— Directive —
Each line that holds the word "системы" is to be identified and copied.

— Data rows —
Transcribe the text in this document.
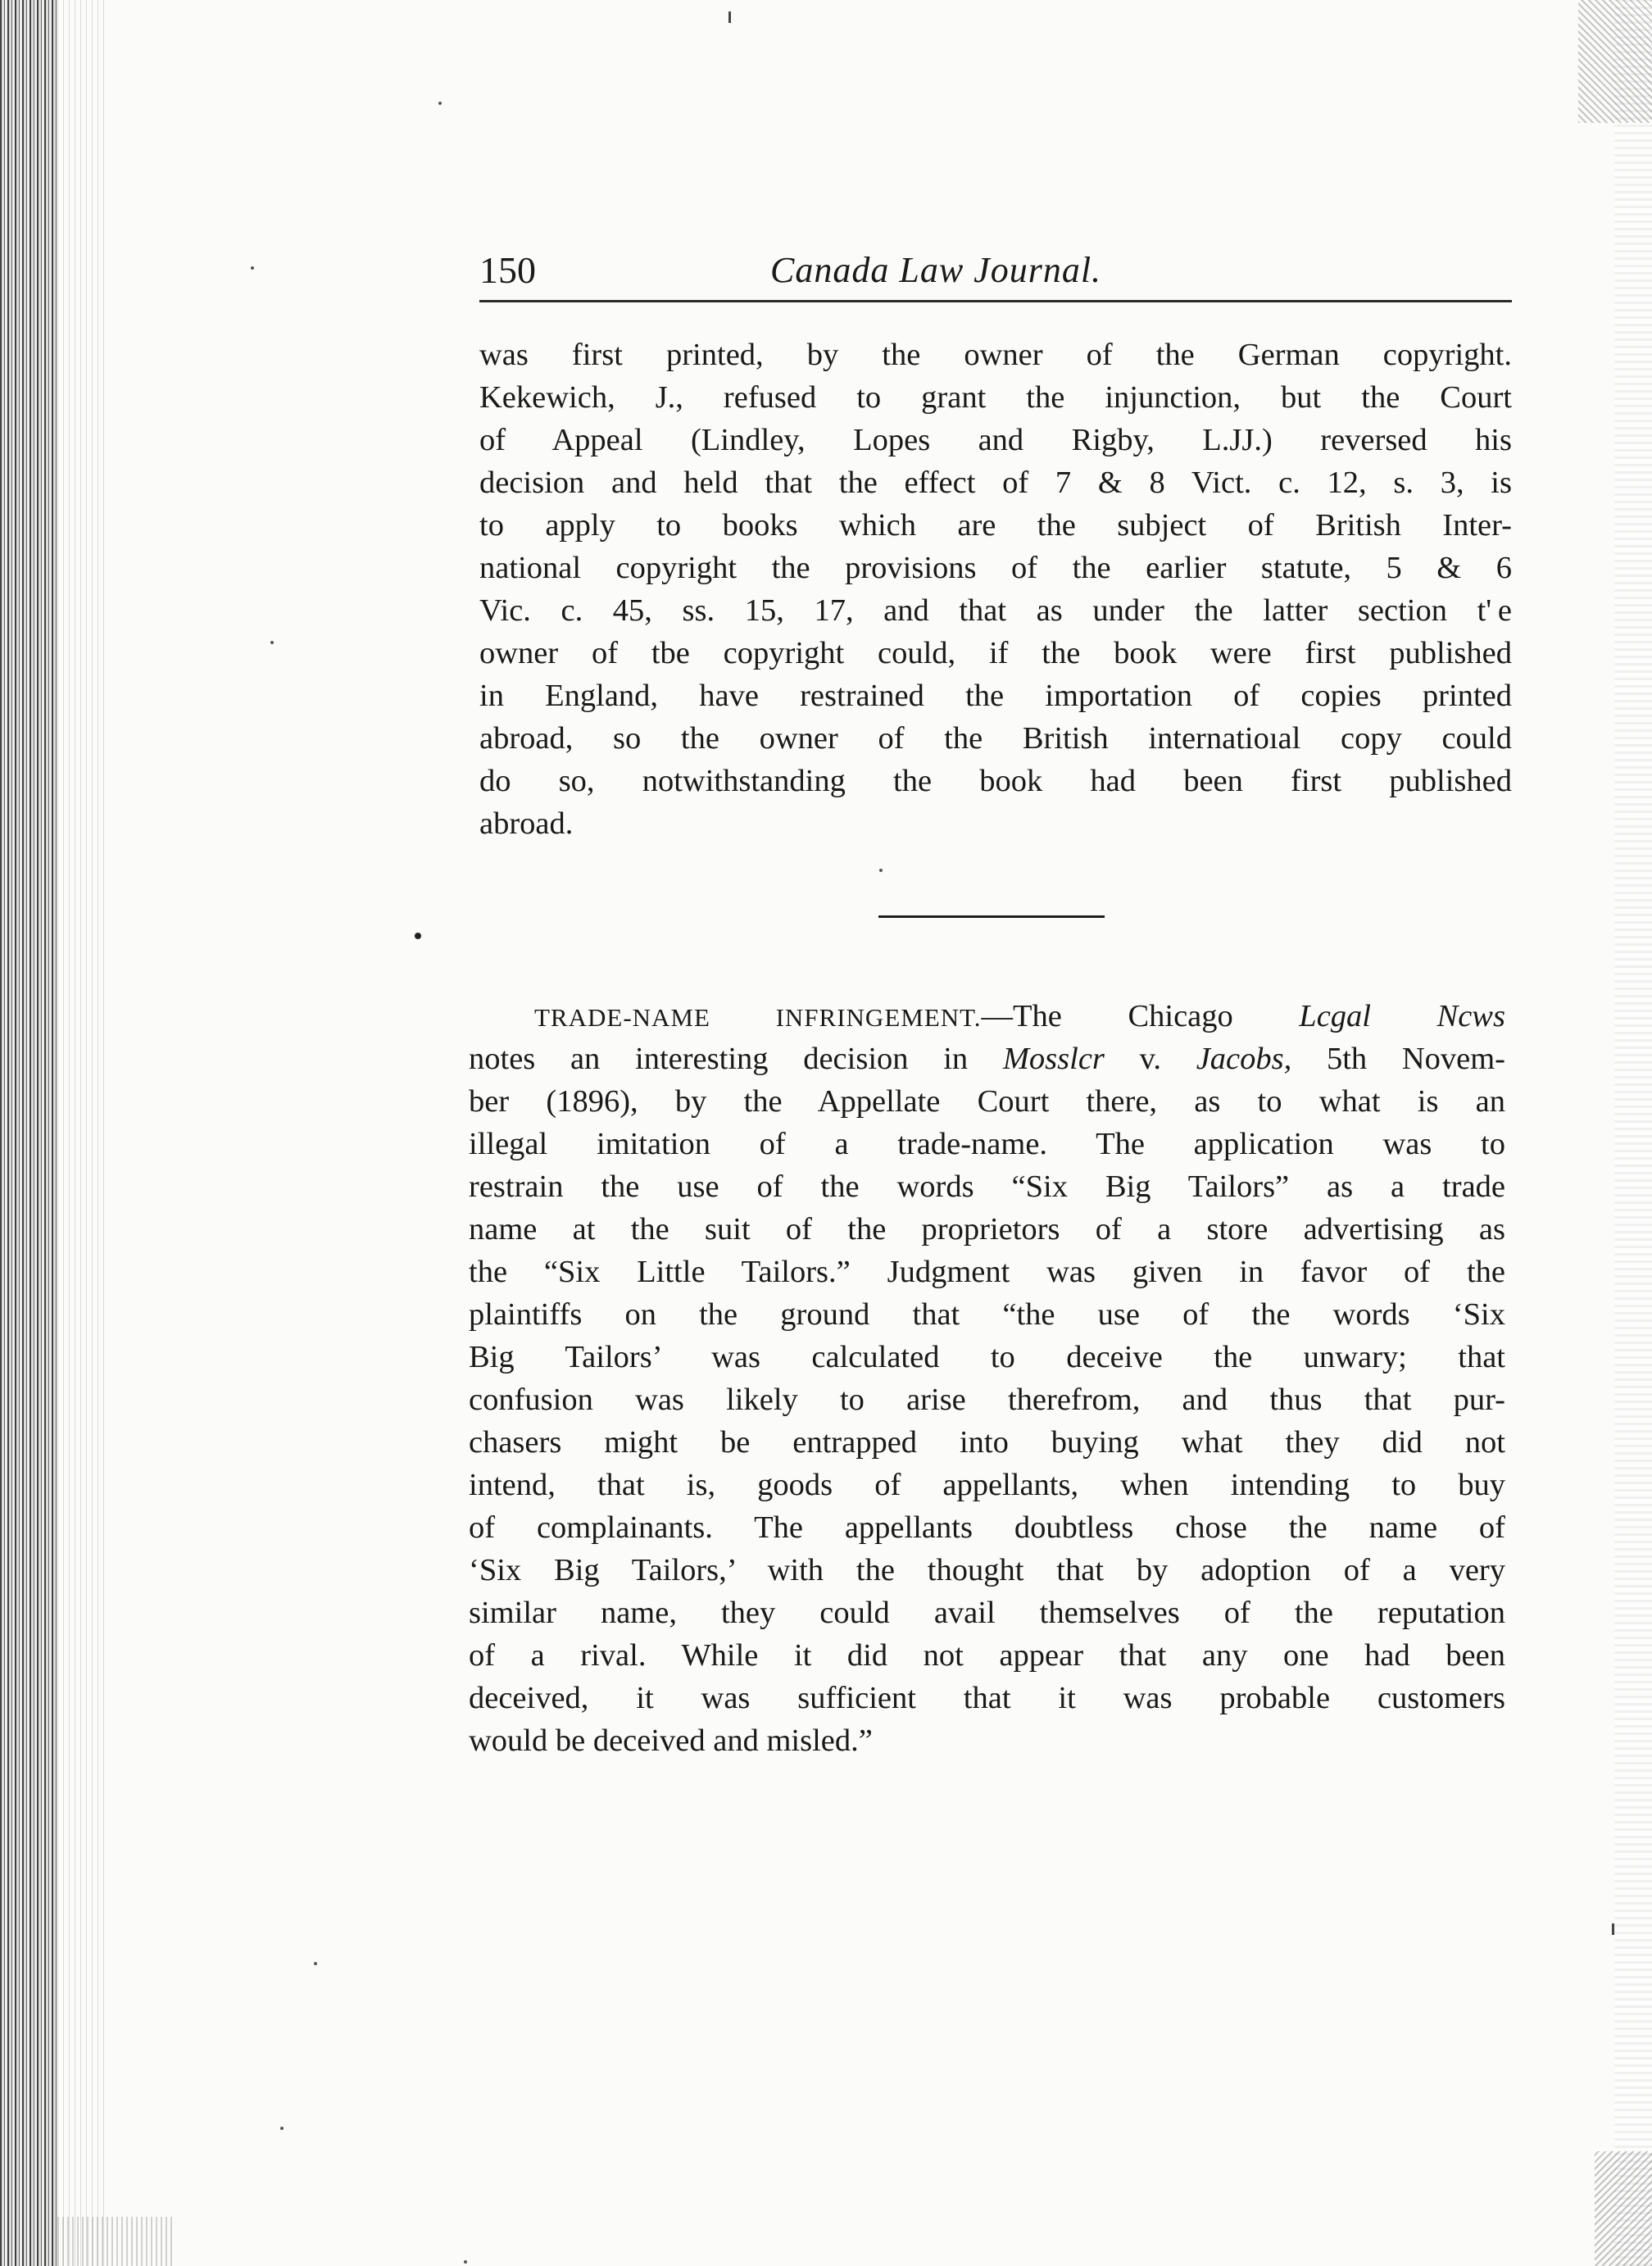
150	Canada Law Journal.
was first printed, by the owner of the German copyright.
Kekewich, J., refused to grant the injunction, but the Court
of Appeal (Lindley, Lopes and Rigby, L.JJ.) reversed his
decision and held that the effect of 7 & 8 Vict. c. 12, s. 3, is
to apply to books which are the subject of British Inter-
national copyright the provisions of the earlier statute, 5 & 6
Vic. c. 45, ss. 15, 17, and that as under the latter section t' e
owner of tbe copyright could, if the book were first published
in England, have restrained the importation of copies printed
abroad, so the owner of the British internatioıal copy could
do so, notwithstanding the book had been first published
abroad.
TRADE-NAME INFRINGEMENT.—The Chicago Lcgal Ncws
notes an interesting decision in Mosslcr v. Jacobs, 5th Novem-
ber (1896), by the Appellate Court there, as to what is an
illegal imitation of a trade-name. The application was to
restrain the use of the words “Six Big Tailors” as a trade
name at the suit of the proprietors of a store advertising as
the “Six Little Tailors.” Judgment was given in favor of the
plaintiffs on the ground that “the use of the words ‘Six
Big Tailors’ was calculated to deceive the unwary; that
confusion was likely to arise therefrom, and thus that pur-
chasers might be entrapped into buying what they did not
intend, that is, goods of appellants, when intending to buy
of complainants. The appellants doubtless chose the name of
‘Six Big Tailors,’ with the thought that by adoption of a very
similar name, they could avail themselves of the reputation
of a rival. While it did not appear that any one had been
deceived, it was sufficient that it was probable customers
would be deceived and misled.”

==

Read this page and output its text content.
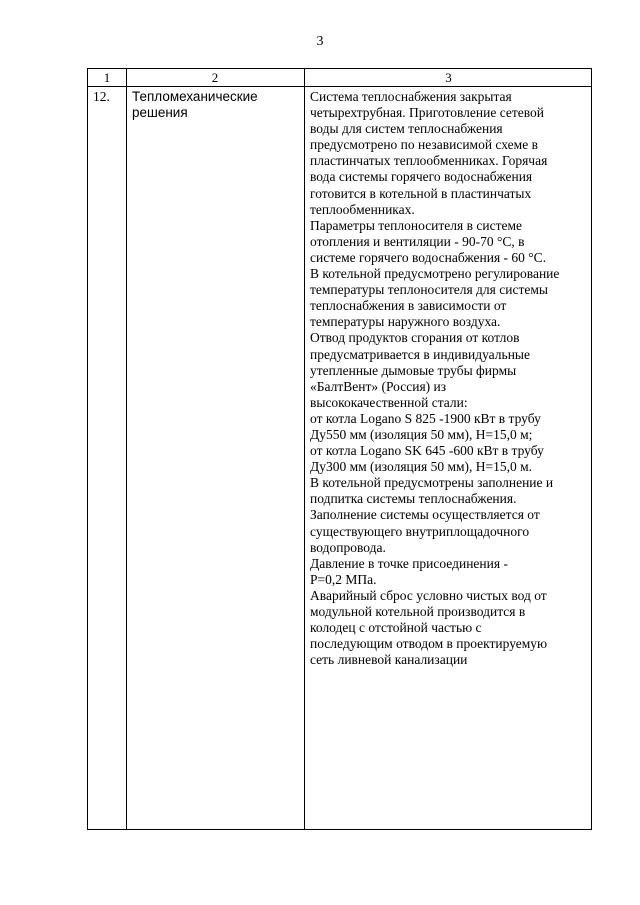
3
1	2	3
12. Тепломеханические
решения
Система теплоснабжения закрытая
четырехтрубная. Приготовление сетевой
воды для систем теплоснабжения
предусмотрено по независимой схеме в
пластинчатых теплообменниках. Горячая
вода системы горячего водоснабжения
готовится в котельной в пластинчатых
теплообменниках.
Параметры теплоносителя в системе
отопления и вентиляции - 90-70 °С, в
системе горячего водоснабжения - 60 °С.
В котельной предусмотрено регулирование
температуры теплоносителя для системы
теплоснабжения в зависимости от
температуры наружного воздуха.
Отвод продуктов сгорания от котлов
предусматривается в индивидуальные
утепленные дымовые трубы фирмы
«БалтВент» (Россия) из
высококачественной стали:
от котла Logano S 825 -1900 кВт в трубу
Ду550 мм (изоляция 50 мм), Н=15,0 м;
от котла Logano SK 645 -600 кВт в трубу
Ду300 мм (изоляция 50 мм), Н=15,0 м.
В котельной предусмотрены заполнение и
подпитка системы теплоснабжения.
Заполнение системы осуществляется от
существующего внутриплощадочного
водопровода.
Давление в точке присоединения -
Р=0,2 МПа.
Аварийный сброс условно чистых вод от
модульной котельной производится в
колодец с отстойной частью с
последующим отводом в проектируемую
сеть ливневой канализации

— Result for this task —
вода системы горячего водоснабжения
температуры теплоносителя для системы
подпитка системы теплоснабжения.
Заполнение системы осуществляется от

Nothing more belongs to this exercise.